SHORT TASK = Identify and reproduce every line holding the string "important".

____ RECORDED INFORMATION

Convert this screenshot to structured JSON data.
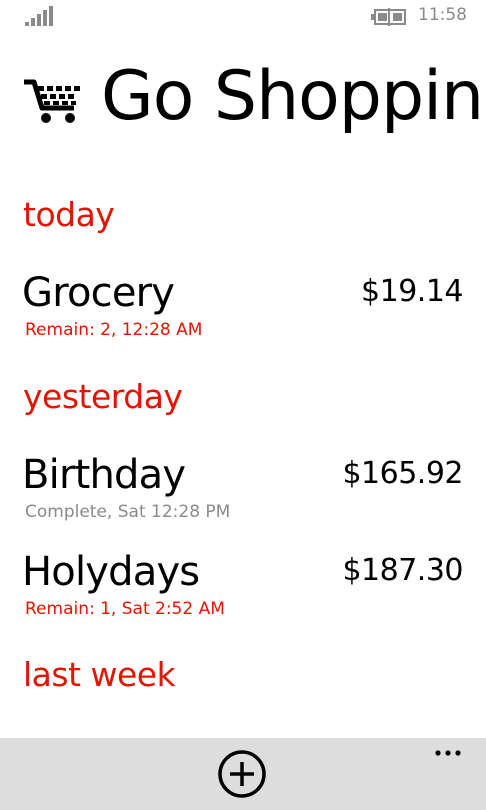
{
  "status_bar": {
    "time": "11:58",
    "signal_icon": "signal-strength-icon",
    "battery_icon": "battery-charging-icon"
  },
  "header": {
    "title": "Go Shopping",
    "icon": "shopping-cart-icon"
  },
  "groups": [
    {
      "header": "today",
      "items": [
        {
          "name": "Grocery",
          "total": "$19.14",
          "status": "Remain: 2, 12:28 AM",
          "status_color": "#e51400"
        }
      ]
    },
    {
      "header": "yesterday",
      "items": [
        {
          "name": "Birthday",
          "total": "$165.92",
          "status": "Complete, Sat 12:28 PM",
          "status_color": "#8a8a8a"
        },
        {
          "name": "Holydays",
          "total": "$187.30",
          "status": "Remain: 1, Sat 2:52 AM",
          "status_color": "#e51400"
        }
      ]
    },
    {
      "header": "last week",
      "items": []
    }
  ],
  "app_bar": {
    "add_icon": "add-circle-icon",
    "more_icon": "more-ellipsis-icon"
  },
  "colors": {
    "accent": "#e51400",
    "secondary_text": "#8a8a8a",
    "app_bar_bg": "#dddddd"
  }
}
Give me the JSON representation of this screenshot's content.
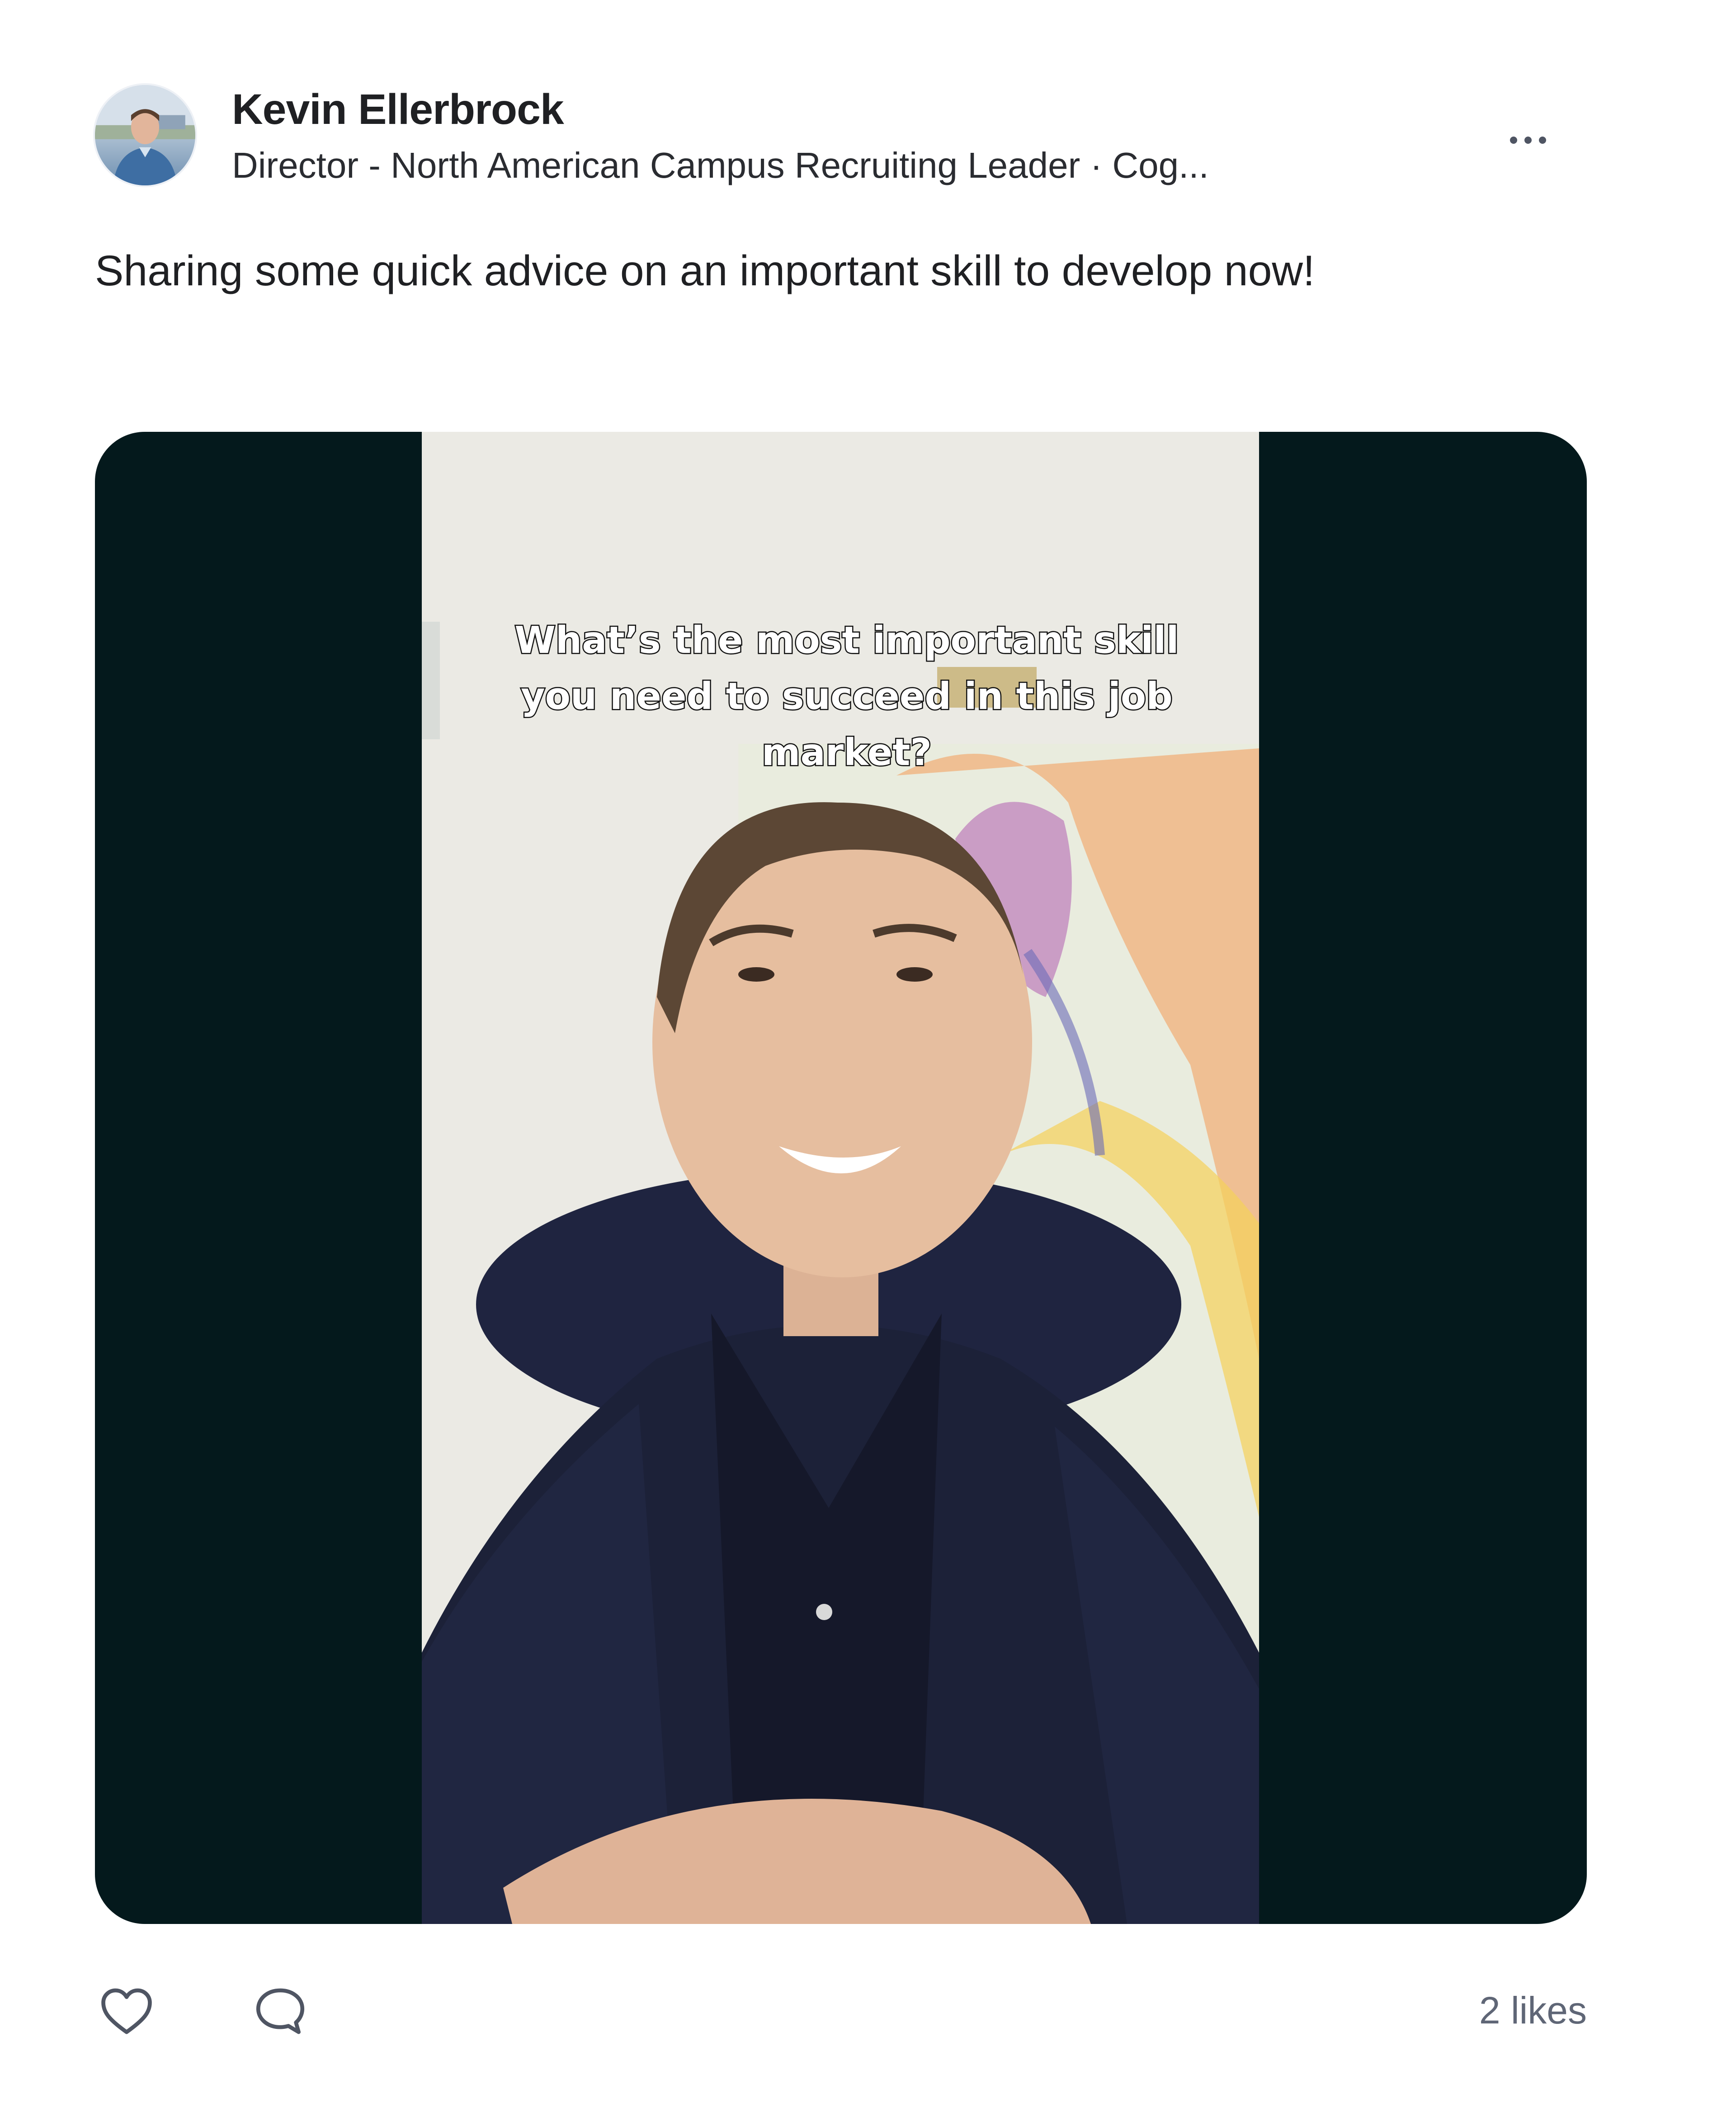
{
  "post": {
    "author": {
      "name": "Kevin Ellerbrock",
      "headline": "Director - North American Campus Recruiting Leader · Cog..."
    },
    "text": "Sharing some quick advice on an important skill to develop now!",
    "media": {
      "caption": "What’s the most important skill you need to succeed in this job market?"
    },
    "likes_label": "2 likes"
  },
  "icons": {
    "more": "more-horizontal-icon",
    "like": "heart-icon",
    "comment": "comment-icon"
  },
  "colors": {
    "letterbox": "#04191c",
    "icon": "#4f5563",
    "likes_text": "#5f6676"
  }
}
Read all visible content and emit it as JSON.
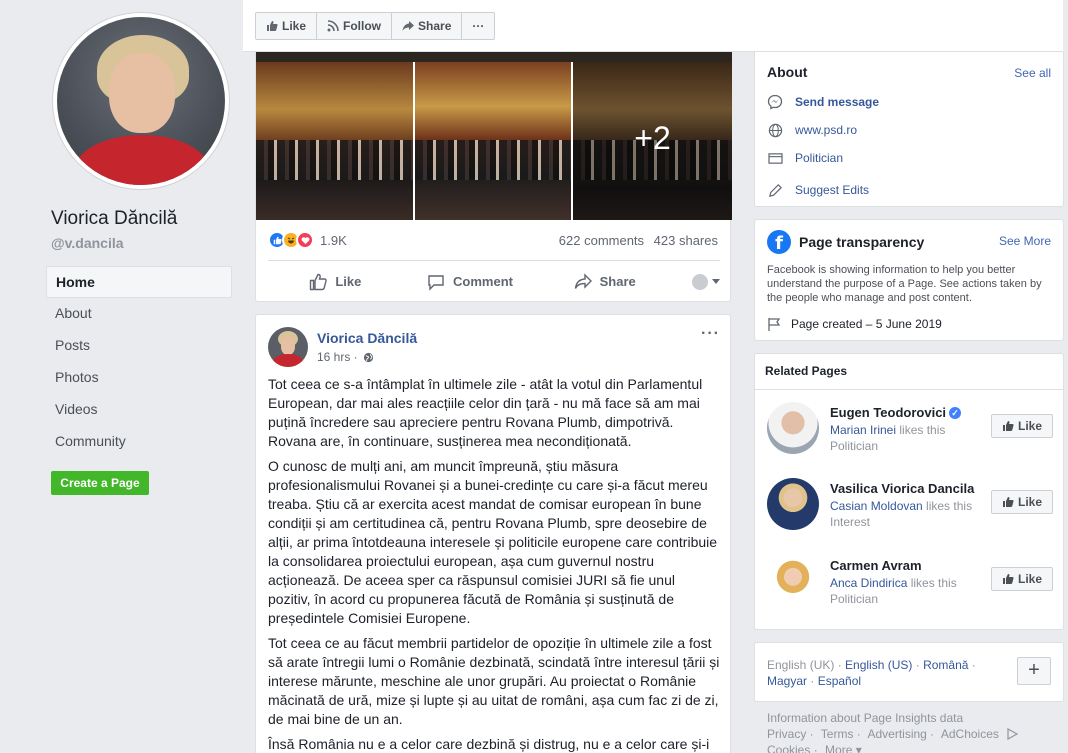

________

OUTPUT BELOW =
    "text": "Sharing some quick advice on an important skill to develop now!",
      "caption": "What’s the most important skill you need to succeed in this job market?"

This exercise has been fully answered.